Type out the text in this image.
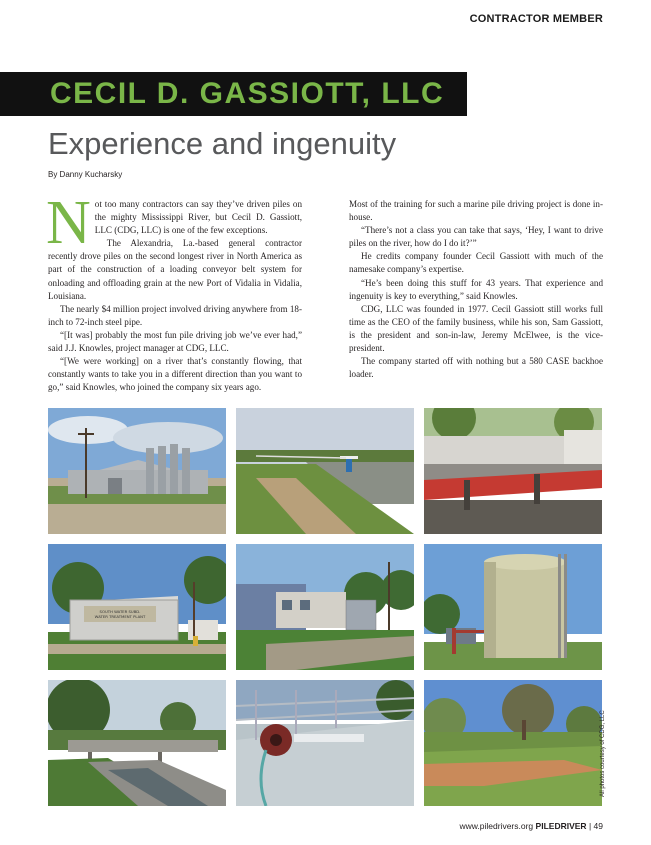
CONTRACTOR MEMBER
CECIL D. GASSIOTT, LLC
Experience and ingenuity
By Danny Kucharsky

Not too many contractors can say they’ve driven piles on the mighty Mississippi River, but Cecil D. Gassiott, LLC (CDG, LLC) is one of the few exceptions.

The Alexandria, La.-based general contractor recently drove piles on the second longest river in North America as part of the construction of a loading conveyor belt system for onloading and offloading grain at the new Port of Vidalia in Vidalia, Louisiana.

The nearly $4 million project involved driving anywhere from 18-inch to 72-inch steel pipe.

“[It was] probably the most fun pile driving job we’ve ever had,” said J.J. Knowles, project manager at CDG, LLC.

“[We were working] on a river that’s constantly flowing, that constantly wants to take you in a different direction than you want to go,” said Knowles, who joined the company six years ago.

Most of the training for such a marine pile driving project is done in-house.

“There’s not a class you can take that says, ‘Hey, I want to drive piles on the river, how do I do it?’”

He credits company founder Cecil Gassiott with much of the namesake company’s expertise.

“He’s been doing this stuff for 43 years. That experience and ingenuity is key to everything,” said Knowles.

CDG, LLC was founded in 1977. Cecil Gassiott still works full time as the CEO of the family business, while his son, Sam Gassiott, is the president and son-in-law, Jeremy McElwee, is the vice-president.

The company started off with nothing but a 580 CASE backhoe loader.

SOUTH WATER SUBD. WATER TREATMENT PLANT
All photos courtesy of CDG, LLC
www.piledrivers.org PILEDRIVER | 49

━━━━━━━━━━━━━━━━━━━━

◆ **REQUEST**:
Copy every record above exactly as written, but leave out the pictures.

◆ **FINISHED TASK**:
Type out the text in this image.
CONTRACTOR MEMBER
CECIL D. GASSIOTT, LLC
Experience and ingenuity
By Danny Kucharsky

Not too many contractors can say they’ve driven piles on the mighty Mississippi River, but Cecil D. Gassiott, LLC (CDG, LLC) is one of the few exceptions.

The Alexandria, La.-based general contractor recently drove piles on the second longest river in North America as part of the construction of a loading conveyor belt system for onloading and offloading grain at the new Port of Vidalia in Vidalia, Louisiana.

The nearly $4 million project involved driving anywhere from 18-inch to 72-inch steel pipe.

“[It was] probably the most fun pile driving job we’ve ever had,” said J.J. Knowles, project manager at CDG, LLC.

“[We were working] on a river that’s constantly flowing, that constantly wants to take you in a different direction than you want to go,” said Knowles, who joined the company six years ago.

Most of the training for such a marine pile driving project is done in-house.

“There’s not a class you can take that says, ‘Hey, I want to drive piles on the river, how do I do it?’”

He credits company founder Cecil Gassiott with much of the namesake company’s expertise.

“He’s been doing this stuff for 43 years. That experience and ingenuity is key to everything,” said Knowles.

CDG, LLC was founded in 1977. Cecil Gassiott still works full time as the CEO of the family business, while his son, Sam Gassiott, is the president and son-in-law, Jeremy McElwee, is the vice-president.

The company started off with nothing but a 580 CASE backhoe loader.

SOUTH WATER SUBD. WATER TREATMENT PLANT
All photos courtesy of CDG, LLC
www.piledrivers.org PILEDRIVER | 49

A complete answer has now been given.